▶ [Tarea]
Continúa el comentario sobre el capitán Ahab y la ballena blanca a partir de su última frase.

El narrador omnisciente sigue siendo, hasta ahora, Ismael. Aunque a ratos tiendan a confundirse ambos, autor y narrador. Es notorio, que, cuando se ahonda en la personalidad de Ahab, quien habla es el autor, y cuando se trata de observaciones menores, Ismael.

Lo bello de la novela no es tanto la imagen que nos formamos con la descripción, sino, las palabras que definen esa imagen. Ya metidos muchas millas náuticas en esta historia, empezamos a ver, más bien a percibir, cuál es el verdadero propósito de este viaje. Lo que pudimos haber intuido en un principio, descuartizar una ballena y aprovechar su aceite, era, por supuesto, un pensamiento ingenuo.

Obviamente se trata de otra cosa. Casi a un tercio de la historia descubrimos el eje que le da vuelta al asunto. Aquí venimos a reconocer que el Capitán Ahab, sí es un personaje enigmático. Ahora sí despliega un torbellino de ideas; en lo que dice, en su actuar, y se nota, de seguro, que lo ha meditado reposadamente.

Ahora entendemos su mutismo, el no dejarse ver por la tripulación. Su autoestima, altísima, no se puede asimilar de golpe. Algo importante se guarda. Espera el momento oportuno para dirigirse a la tripulación. Un Dios dispuesto a que nadie le bloquee sus designios. A ejercer toda su fuerza y carisma para lograr su propósito. Es, por sí solo, el ejercicio del poder.

El capitán, astuto hombre de mar, y sobre todo, conocedor de cómo activar las fibras nerviosas del ser humano para lograr un fin, les tiende una trampa. Pide un martillo y clava en el mástil, una onza de oro español. La codicia, que es tentación a la vista, salta a los ojos de la tripulación. Hasta entonces, da inicio a su discurso.

Y, en su punto más agitado, dispara el torpedo. Como un profeta que conduce a su pueblo les promete, que aquel que le señale una ballena blanca, y lo repite varias veces, «de frente arrugada y mandíbula torcida» esa onza de oro que, a pesar de caer la tarde todavía brilla frente al sol, será suya.

Y, agrega, «Despellejaos los ojos buscándola”.

▶ [Datos proporcionados]
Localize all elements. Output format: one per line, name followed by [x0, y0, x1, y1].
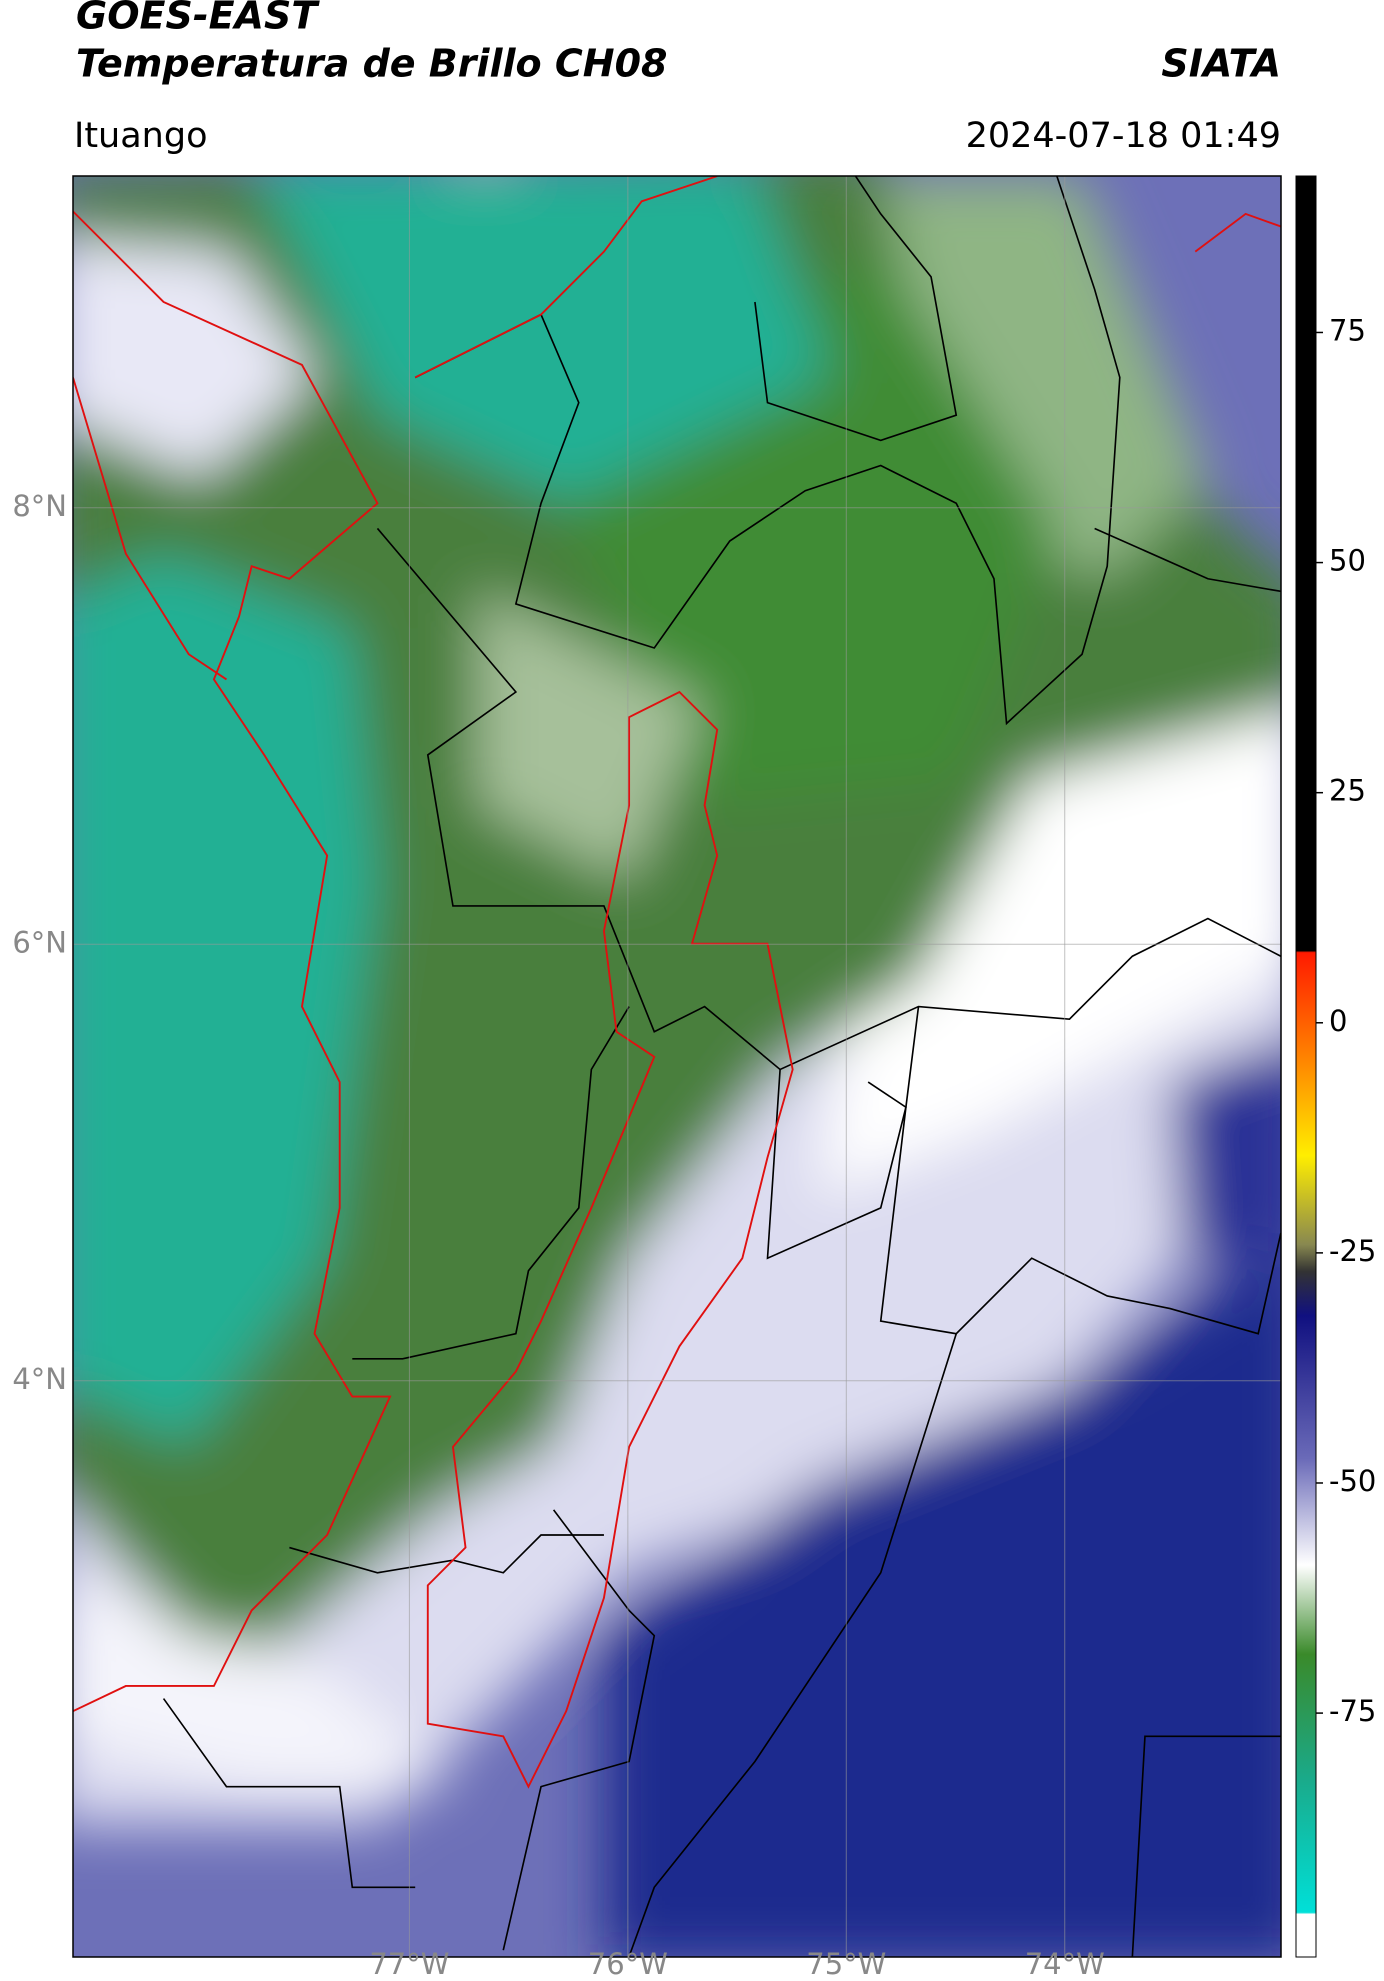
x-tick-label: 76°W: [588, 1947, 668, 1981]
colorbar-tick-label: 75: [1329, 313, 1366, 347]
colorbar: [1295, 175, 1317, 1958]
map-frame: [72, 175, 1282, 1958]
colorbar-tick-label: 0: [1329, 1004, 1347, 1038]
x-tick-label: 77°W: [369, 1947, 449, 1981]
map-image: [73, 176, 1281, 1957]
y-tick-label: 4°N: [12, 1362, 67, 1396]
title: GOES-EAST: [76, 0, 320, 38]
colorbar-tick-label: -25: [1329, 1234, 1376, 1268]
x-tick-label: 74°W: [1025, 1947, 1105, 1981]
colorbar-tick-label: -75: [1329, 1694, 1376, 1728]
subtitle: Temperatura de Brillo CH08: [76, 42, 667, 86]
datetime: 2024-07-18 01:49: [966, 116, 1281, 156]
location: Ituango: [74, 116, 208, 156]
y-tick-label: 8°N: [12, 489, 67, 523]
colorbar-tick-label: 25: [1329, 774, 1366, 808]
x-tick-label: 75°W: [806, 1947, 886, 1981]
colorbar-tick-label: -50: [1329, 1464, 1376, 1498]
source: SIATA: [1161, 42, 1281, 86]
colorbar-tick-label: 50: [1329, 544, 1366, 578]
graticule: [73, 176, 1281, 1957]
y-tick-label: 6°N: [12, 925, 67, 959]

▶ [Respuesta]
Los tres arponeros del barco casi de acuerdo preguntan, si no es esa ballena a la que llaman Moby Dick. Entonces el capitán en un arrebato de alegría vengativa les responde que sí, que esa misma es a la que hay que perseguir, y añade «y para eso os habéis embarcado». O sea, no es para la caza de cualquier ballena, lo cual iría con el giro del negocio y sería lo esperado. No, de lo que verdaderamente se trata es de matar a una única ballena, y perseguirla por «los dos lados de la costa, y por todos los lados de la tierra».

Tratando de ir a fondo, uno de los oficiales y copropietario del Pequod, es quien lanza la pregunta quemante para el capitán:»¿no fue Moby Dick la que le arrancó la pierna?”

El capitán admite que, sí, que fue «Moby Dick quien me desarboló». Se dice que gritó con «un terrible sollozo, ruidoso y animal». El oficial le riposta «he venido aquí para cazar ballenas, y no para la venganza de mi jefe». Y agrega ¡» Venganza contra un animal estúpido! ¡Locura!»

En defensa de su posición, el Capitán Ahab deriva una afirmación filosófica. Asegura que en cada objeto visible, y en cada acontecimiento siempre se esconde algo; y ese algo, es, lo que él persigue. Y confiesa su duda, –que es lo que verdaderamente le atormenta–, de que a lo mejor, detrás de esa máscara, no se oculte más que la ausencia. Su perplejidad queda al desnudo cuando afirma que «Esa cosa inescrutable es la que odio más que nada».

Después del juramento de lealtad de la tripulación, y producto de esa histeria colectiva entre los marineros; emerge la vitalidad, la euforia por cazar a la ballena blanca. Todo se vuelve teatral. El Pequod, cuya tripulación la componen una gama de nacionalidades, hace resonar al unísono un coro de himnos de alegría como poseídos por un espíritu maligno.

Todos quieren, avalan y se empecinan por acabar con el monstruo marino que ha enloquecido al Capitán Ahab.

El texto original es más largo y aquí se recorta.